INDIANAPOLIS, INDIANA - The Indianapolis Clowns were best known for their showmanship, for entertaining the crowd, providing laughs, all while displaying amazing baseball talent, and telling a story. How do you get people to pay attention? How do you get more than your own two eyes to see your vision, listen to your story?

If there's anything I've learned from the Indianapolis Clowns, it's this.... you gotta hit the road, you gotta grab their attention, and then you gotta put on a show, and when you make it to Indianapolis, make it home.

Indiana Historical Society - The Indianapolis Clowns were a baseball team that played in the Negro American League. Although the team played serious baseball, it was best known for its showmanship and flamboyant style. The team was considered to be baseball's equivalent to basketball's Harlem Globetrotters. Barnstorming the country during the 1930s and the first half of the 1940s...

The Clowns, like us, had many talents, but what made them unique is that the team wasn't afraid to put all those talents on display. It's okay to be good at a lot of things, I personally wouldn't mind if I was good at everything, I love to put on a show.

This team, the Clowns, put on one hell of a show. Founded in Miami, they spent a dozen years without a "home", barnstorming their way through a segregated society. They played and performed as the Ethiopian Clowns, a name that reminds me, reminds us, that we're all from Africa anyway. The Clowns then sat down in Cincinnati and officially became members of Negro National League in 1943.

The Clowns began as what many would describe as a traveling circus, going anywhere to perform, while still realizing that they'd need to find a home. Cincy was that home for a year, however Indianapolis began to host Clowns home games in 1944, and by 1946, the team officially settled here in Indy.

▶ **Supplied entries**

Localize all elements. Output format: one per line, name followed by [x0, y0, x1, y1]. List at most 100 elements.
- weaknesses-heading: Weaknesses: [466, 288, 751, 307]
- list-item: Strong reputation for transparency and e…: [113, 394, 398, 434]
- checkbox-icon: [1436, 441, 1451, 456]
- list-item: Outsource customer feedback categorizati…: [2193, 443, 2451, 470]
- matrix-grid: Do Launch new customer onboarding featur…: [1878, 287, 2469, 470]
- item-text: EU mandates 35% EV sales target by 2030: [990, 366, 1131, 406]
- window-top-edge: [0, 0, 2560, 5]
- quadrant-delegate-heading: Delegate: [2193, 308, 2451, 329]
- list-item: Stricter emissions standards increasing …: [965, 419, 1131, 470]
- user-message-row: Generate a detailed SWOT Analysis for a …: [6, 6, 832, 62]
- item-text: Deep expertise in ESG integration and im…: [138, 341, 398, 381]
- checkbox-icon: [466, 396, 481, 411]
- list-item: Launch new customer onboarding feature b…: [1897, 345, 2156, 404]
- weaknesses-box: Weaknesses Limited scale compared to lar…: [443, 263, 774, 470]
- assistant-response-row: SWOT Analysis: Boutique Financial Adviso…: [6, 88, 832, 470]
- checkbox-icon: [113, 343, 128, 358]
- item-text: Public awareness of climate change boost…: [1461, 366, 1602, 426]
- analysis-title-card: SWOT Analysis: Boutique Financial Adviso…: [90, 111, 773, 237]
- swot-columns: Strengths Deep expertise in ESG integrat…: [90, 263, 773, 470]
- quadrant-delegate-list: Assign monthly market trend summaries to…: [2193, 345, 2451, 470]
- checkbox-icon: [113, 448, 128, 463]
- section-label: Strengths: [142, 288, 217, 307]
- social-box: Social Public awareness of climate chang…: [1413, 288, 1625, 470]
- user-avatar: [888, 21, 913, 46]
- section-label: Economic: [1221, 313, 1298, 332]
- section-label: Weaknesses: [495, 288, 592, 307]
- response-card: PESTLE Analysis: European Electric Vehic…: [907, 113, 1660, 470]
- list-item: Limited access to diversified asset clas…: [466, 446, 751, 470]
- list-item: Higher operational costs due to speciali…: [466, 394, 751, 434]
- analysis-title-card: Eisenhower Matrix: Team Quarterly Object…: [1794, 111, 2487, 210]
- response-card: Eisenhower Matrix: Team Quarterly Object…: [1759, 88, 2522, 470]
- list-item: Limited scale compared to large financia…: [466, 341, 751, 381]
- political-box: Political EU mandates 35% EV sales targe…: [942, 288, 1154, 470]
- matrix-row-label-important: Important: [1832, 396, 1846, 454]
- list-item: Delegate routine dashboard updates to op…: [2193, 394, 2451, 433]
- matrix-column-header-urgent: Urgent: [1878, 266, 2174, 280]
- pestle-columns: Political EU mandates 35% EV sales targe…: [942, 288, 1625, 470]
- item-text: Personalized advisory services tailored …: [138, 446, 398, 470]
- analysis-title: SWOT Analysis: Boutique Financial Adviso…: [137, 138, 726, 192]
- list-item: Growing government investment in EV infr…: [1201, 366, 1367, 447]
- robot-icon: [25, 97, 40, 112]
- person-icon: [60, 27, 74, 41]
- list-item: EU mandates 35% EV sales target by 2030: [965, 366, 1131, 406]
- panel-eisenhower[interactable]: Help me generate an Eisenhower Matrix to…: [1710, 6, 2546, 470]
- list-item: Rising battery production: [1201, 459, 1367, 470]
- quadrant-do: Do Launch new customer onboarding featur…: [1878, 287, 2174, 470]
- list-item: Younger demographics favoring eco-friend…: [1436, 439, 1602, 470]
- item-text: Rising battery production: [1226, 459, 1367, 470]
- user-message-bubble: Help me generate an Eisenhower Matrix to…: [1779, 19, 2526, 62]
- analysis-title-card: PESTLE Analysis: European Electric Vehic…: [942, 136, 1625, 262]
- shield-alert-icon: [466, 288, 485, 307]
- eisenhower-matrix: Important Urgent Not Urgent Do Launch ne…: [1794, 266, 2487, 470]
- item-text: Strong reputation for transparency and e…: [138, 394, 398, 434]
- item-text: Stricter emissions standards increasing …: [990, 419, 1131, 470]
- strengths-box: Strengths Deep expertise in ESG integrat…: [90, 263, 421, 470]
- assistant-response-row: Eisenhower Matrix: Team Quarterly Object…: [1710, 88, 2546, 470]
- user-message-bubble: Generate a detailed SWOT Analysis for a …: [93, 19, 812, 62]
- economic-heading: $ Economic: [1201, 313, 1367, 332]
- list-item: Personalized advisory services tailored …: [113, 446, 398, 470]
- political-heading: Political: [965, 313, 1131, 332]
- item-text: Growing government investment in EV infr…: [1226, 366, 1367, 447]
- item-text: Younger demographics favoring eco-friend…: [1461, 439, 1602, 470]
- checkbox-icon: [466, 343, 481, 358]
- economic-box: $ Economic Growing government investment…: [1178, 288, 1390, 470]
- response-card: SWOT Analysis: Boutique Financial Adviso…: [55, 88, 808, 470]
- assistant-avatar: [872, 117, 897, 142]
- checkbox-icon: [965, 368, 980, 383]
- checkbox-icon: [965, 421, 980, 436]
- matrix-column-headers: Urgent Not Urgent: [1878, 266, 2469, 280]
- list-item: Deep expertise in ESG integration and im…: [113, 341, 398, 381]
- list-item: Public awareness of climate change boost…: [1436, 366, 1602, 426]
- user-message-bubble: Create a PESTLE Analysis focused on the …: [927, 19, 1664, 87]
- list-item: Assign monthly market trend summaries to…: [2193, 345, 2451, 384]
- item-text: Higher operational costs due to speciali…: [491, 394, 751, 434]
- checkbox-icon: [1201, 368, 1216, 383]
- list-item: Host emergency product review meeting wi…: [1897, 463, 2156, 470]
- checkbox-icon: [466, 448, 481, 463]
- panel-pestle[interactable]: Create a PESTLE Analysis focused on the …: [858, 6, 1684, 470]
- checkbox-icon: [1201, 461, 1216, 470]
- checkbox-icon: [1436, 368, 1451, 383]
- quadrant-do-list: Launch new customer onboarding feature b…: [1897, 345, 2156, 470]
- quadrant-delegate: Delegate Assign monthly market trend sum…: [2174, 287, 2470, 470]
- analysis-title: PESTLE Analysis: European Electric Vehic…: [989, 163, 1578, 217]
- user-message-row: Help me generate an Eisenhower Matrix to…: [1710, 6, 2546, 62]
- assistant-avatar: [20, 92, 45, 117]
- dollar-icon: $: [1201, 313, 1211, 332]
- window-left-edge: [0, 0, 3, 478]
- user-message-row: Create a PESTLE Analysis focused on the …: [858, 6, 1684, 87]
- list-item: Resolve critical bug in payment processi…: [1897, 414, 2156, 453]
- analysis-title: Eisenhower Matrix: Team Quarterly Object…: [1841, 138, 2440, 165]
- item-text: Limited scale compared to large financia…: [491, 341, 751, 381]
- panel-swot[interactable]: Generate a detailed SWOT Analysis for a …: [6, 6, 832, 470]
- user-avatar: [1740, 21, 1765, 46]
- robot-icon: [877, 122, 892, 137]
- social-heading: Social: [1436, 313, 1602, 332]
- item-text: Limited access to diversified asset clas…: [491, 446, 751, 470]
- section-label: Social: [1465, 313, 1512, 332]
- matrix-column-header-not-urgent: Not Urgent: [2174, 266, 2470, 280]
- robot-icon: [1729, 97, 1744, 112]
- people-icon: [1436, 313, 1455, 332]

▶ **Exercise details**
Answer these questions from the passage on the Indianapolis Clowns:
1. In what city was the team founded?
2. To which basketball team was the Clowns considered baseball's equivalent?
3. In what year did the team officially settle in Indianapolis?

▶ **Solved problem**
1. Miami
2. The Harlem Globetrotters
3. 1946